___ DATA SHOWN ___

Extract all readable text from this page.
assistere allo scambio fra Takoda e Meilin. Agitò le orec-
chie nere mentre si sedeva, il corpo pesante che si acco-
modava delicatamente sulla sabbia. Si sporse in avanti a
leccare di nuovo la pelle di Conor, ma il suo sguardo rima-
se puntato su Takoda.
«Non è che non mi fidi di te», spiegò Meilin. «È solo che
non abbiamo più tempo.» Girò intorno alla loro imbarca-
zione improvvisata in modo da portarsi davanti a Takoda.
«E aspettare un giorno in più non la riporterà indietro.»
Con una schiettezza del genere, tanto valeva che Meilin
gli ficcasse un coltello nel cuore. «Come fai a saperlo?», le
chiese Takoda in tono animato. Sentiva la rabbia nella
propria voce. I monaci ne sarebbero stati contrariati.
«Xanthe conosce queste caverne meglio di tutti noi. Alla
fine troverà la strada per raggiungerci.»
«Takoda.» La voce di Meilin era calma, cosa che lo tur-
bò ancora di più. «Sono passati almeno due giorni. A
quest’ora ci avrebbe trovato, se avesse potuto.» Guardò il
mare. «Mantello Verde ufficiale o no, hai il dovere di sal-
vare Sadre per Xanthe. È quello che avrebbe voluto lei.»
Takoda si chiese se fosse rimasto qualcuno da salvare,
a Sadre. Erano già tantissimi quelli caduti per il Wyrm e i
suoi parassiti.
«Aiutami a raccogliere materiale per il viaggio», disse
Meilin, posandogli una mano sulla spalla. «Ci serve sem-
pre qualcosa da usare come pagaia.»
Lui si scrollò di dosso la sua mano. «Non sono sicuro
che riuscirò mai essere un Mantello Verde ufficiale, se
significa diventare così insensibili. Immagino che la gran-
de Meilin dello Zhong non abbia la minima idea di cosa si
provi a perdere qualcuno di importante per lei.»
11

___

Copy the data above exactly. Every line must be included.

» EXERCISE ANSWER:
Extract all readable text from this page.
assistere allo scambio fra Takoda e Meilin. Agitò le orec-
chie nere mentre si sedeva, il corpo pesante che si acco-
modava delicatamente sulla sabbia. Si sporse in avanti a
leccare di nuovo la pelle di Conor, ma il suo sguardo rima-
se puntato su Takoda.
«Non è che non mi fidi di te», spiegò Meilin. «È solo che
non abbiamo più tempo.» Girò intorno alla loro imbarca-
zione improvvisata in modo da portarsi davanti a Takoda.
«E aspettare un giorno in più non la riporterà indietro.»
Con una schiettezza del genere, tanto valeva che Meilin
gli ficcasse un coltello nel cuore. «Come fai a saperlo?», le
chiese Takoda in tono animato. Sentiva la rabbia nella
propria voce. I monaci ne sarebbero stati contrariati.
«Xanthe conosce queste caverne meglio di tutti noi. Alla
fine troverà la strada per raggiungerci.»
«Takoda.» La voce di Meilin era calma, cosa che lo tur-
bò ancora di più. «Sono passati almeno due giorni. A
quest’ora ci avrebbe trovato, se avesse potuto.» Guardò il
mare. «Mantello Verde ufficiale o no, hai il dovere di sal-
vare Sadre per Xanthe. È quello che avrebbe voluto lei.»
Takoda si chiese se fosse rimasto qualcuno da salvare,
a Sadre. Erano già tantissimi quelli caduti per il Wyrm e i
suoi parassiti.
«Aiutami a raccogliere materiale per il viaggio», disse
Meilin, posandogli una mano sulla spalla. «Ci serve sem-
pre qualcosa da usare come pagaia.»
Lui si scrollò di dosso la sua mano. «Non sono sicuro
che riuscirò mai essere un Mantello Verde ufficiale, se
significa diventare così insensibili. Immagino che la gran-
de Meilin dello Zhong non abbia la minima idea di cosa si
provi a perdere qualcuno di importante per lei.»
11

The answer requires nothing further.